■ TEXT PROVIDED
Substance abuse crisis could shape Medicaid expansion debate

CONCORD, N.H. — As lawmakers prepare for next year's political battle over Medicaid expansion, supporters said the state's ability to tackle a growing drug abuse problem will be dramatically reduced if the program comes to an end.

"Medicaid expansion kind of allowed substance misuse providers to go from 0 to 60 from a service standpoint," said Abby Shockley, executive director of the New Hampshire Alcohol and Other Drug Service Providers Association.

Unlike traditional Medicaid, the expansion program covers a variety of substance abuse treatment and recovery programs. Providers say the Medicaid money now coming in is helping them respond to a growing need for services. But the program is set to expire at the end of next year if lawmakers don't vote to continue it. With more than 320 drug deaths in the state last year, Medicaid expansion's effect on treatment and recovery programs is likely to become a central part of the debate.

"Expanding treatment is an urgent need," Gov. Maggie Hassan said Monday at the groundbreaking ceremony for a new treatment facility in Franklin. "We have providers who tell us they are ready to expand if they knew Medicaid expansion was happening and was going to be fully authorized and permanent."

Expansion took months of negotiations between Republicans and Democrats throughout 2013 and into 2014. A bipartisan group of six senators, including the Republican Senate president and majority leader, crafted a deal that requires lawmakers to reauthorize the program when federal funding starts to dip below 100 percent. More than 40,000 people are now insured under the program, and it's estimated to cost the state about $12 million for the first half of 2017.

Senate Majority Leader Jeb Bradley said he'd like to continue the plan if lawmakers can show it is working and if it can be paid for without state tax dollars. He said the increased focus on the heroin crisis will be part of the discussions.

"This year, it's reached the public consciousness and as a result I think it's front and center in everybody's mind," he said.

In the past, providers who helped low-income residents received aid through federal block grants at a rate of about $130 per patient per day. Medicaid expansion ups that to roughly $160 per day for in-patient residential treatment programs. New Hampshire's Medicaid expansion plan covers screenings, counseling and a number of other treatment and recovery programs. Between September 2014 and March 2015, roughly 1,800 people insured by Medicaid expansion accessed substance abuse services.

The extra money matters, providers said.

"It makes a difference (when) making decisions about providing services long-term (and) being able to afford to do that," said Karen Van Der Beken, chief development officer for care provider Easter Seals.

There are 228 licensed treatment beds in the state and more than 100 are in the licensing process, according to Hassan's office.

To bill Medicaid, providers of in-patient residential treatment must meet a litany of building code requirements and three major providers are struggling to do so. Other providers may need to retrain staff, hire more workers or make other adjustments to meet Medicaid requirements, Shockley said. If the increased money from Medicaid expansion goes away, providers who make these changes could be left with costs they can't afford.

"I have nightmares about this," Shockley said. "I just honestly don't know how the system wouldn't completely collapse."

■ GIVEN RECORDS
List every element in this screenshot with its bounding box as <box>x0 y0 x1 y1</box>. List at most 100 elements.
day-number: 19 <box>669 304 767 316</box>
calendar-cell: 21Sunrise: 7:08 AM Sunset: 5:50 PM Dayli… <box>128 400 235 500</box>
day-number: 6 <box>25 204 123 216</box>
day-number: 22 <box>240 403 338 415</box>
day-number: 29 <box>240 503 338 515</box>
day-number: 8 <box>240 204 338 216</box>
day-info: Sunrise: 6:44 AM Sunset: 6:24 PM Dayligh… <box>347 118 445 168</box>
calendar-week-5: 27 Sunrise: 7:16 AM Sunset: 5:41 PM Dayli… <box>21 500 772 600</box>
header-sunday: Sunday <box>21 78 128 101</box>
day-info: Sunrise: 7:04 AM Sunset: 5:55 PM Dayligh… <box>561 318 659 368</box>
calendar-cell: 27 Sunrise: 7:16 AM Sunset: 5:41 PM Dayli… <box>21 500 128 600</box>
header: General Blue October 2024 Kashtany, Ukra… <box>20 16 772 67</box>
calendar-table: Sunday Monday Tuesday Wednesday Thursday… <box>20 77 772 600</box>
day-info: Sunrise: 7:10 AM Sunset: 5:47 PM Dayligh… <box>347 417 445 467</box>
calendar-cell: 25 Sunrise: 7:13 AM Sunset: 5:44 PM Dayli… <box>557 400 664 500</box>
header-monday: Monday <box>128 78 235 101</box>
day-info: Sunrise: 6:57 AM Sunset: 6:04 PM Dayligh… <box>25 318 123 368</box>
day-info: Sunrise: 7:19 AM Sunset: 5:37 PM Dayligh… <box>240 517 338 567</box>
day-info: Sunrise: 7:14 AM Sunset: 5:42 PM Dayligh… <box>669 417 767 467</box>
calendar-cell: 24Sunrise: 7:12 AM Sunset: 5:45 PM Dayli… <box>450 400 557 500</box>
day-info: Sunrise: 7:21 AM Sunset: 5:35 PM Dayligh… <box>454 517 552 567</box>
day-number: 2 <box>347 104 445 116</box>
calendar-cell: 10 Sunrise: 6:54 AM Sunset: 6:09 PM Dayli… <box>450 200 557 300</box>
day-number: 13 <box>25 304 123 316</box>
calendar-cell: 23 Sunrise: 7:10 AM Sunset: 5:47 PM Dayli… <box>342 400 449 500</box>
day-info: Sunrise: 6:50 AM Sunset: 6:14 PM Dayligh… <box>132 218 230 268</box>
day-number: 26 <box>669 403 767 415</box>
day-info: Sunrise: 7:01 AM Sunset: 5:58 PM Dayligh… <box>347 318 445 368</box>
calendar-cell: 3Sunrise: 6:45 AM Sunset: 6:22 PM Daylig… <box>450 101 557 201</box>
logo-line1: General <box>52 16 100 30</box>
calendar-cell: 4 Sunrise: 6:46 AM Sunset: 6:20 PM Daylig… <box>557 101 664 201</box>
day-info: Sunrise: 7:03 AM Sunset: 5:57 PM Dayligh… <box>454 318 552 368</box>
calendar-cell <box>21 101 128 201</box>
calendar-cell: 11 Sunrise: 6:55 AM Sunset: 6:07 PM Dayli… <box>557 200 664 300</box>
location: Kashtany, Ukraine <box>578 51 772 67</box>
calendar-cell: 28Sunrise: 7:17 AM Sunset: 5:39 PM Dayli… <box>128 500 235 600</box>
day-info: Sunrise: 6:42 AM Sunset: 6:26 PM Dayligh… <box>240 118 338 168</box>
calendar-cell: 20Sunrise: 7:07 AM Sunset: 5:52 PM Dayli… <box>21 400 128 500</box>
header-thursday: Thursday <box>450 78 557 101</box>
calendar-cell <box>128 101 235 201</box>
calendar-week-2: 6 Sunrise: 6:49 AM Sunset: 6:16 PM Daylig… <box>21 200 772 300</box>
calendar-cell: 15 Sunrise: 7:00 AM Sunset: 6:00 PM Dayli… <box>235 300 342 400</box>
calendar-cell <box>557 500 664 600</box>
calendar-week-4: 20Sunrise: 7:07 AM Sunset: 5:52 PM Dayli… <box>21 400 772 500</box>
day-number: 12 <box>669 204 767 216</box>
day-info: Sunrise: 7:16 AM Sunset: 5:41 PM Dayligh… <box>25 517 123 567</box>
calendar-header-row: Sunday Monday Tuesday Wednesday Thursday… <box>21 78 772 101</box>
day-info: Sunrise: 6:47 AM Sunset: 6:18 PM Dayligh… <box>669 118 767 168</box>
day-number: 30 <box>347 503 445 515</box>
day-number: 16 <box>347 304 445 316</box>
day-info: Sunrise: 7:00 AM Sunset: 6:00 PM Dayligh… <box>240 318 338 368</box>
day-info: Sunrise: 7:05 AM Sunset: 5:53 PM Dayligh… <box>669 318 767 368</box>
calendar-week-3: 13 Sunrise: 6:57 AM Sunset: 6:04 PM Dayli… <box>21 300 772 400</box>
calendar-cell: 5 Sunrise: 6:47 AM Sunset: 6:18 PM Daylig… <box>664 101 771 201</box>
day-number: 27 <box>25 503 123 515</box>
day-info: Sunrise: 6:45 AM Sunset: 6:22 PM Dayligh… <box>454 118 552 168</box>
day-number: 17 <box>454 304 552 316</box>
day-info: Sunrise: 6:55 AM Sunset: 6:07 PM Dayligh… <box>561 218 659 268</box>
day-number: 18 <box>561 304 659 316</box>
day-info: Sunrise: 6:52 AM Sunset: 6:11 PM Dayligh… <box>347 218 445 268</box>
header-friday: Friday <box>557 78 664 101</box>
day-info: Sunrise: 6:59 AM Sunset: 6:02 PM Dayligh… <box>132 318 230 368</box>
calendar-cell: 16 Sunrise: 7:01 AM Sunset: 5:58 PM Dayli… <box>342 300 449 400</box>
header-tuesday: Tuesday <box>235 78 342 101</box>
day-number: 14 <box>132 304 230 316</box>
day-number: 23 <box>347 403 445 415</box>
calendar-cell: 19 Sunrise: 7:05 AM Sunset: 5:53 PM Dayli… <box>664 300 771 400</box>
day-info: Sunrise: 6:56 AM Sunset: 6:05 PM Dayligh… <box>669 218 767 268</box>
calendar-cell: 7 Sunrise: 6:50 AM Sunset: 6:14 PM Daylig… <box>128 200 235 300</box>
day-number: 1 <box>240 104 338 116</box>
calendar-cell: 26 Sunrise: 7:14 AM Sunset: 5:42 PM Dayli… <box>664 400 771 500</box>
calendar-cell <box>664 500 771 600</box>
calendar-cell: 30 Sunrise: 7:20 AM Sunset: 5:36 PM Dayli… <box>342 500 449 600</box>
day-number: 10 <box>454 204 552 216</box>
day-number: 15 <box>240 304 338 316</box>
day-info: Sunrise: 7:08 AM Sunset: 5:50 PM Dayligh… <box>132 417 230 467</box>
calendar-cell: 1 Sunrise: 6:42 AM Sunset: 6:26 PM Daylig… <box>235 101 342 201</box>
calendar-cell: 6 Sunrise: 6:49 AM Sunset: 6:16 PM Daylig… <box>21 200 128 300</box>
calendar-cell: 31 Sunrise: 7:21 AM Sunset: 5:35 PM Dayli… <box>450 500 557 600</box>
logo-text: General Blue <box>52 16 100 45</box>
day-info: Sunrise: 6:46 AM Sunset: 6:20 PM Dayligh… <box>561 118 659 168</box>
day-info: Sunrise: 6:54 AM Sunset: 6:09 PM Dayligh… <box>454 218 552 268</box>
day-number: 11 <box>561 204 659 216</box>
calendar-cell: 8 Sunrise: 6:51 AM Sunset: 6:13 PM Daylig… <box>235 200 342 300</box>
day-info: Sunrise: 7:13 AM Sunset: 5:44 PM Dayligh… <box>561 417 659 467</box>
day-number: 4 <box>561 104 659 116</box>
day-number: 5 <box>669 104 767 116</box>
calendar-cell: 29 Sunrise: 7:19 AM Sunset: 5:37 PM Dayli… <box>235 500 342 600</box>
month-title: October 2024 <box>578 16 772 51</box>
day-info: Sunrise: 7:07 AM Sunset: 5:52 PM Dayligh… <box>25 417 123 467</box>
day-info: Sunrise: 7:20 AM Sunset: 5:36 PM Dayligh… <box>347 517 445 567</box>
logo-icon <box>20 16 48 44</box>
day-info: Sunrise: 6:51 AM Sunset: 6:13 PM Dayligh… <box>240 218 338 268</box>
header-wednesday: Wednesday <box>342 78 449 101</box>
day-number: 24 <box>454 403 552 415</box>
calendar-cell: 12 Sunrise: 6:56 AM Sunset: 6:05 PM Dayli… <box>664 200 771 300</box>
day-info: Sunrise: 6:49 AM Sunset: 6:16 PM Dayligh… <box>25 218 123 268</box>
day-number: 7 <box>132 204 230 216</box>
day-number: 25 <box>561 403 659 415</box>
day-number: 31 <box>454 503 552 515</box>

■ PROBLEM REQUIREMENTS
Reproduce a passage from the article on Medicaid expansion and the substance abuse crisis, beginning at the words "The extra money" and stopping after the words "to Hassan's office.". This exercise makes no use of the material.

■ EXERCISE RESULT
The extra money matters, providers said.

"It makes a difference (when) making decisions about providing services long-term (and) being able to afford to do that," said Karen Van Der Beken, chief development officer for care provider Easter Seals.

There are 228 licensed treatment beds in the state and more than 100 are in the licensing process, according to Hassan's office.